REQUIRED WORK: In the entries below, how many lines hold the string "помещении"? Give only the number.
start DATASET CONTENT
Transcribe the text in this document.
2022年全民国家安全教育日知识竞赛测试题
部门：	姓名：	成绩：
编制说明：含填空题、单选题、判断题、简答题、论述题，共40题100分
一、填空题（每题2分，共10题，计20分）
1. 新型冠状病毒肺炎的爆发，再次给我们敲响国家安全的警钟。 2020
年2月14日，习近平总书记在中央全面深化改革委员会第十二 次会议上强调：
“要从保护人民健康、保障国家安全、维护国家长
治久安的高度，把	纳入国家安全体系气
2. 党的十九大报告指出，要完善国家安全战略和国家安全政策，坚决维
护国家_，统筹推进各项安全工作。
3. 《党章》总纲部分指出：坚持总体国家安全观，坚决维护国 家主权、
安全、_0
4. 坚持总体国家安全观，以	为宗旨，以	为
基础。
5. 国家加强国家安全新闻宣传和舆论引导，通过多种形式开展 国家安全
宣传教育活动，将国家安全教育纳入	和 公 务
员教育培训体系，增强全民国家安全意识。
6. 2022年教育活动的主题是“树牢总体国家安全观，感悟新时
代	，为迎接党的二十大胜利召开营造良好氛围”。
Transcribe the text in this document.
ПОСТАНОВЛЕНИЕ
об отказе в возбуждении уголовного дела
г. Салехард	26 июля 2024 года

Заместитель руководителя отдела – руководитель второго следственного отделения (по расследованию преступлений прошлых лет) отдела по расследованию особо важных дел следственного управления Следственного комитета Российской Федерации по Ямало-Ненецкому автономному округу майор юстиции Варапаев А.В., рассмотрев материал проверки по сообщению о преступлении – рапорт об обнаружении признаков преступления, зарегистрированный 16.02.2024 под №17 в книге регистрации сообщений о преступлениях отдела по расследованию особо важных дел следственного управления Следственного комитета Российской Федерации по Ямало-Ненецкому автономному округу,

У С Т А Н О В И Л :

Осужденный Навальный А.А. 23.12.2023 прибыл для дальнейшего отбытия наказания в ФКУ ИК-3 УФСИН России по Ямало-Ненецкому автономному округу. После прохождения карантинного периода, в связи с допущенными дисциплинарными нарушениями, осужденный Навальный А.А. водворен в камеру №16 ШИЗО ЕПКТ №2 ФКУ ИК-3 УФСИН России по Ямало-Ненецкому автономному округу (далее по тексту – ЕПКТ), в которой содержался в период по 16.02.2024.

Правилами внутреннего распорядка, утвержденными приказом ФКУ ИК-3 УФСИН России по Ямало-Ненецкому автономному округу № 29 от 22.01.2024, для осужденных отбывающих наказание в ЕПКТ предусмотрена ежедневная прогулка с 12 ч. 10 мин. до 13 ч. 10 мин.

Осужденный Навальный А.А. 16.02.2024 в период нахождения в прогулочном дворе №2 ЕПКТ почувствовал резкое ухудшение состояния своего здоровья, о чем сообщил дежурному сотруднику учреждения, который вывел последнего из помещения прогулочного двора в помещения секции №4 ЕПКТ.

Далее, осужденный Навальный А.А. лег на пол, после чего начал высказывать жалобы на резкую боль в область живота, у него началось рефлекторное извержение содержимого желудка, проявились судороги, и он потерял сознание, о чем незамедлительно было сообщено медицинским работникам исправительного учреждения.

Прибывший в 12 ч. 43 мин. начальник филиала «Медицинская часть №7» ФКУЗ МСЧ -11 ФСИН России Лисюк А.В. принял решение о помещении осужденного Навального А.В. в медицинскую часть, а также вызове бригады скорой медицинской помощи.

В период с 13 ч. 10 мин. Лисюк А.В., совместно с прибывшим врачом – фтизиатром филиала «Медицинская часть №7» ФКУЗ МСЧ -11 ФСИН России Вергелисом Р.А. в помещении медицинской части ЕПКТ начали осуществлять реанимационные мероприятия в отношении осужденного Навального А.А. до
end DATASET CONTENT
SOLUTION FOR THIS PROBLEM: 2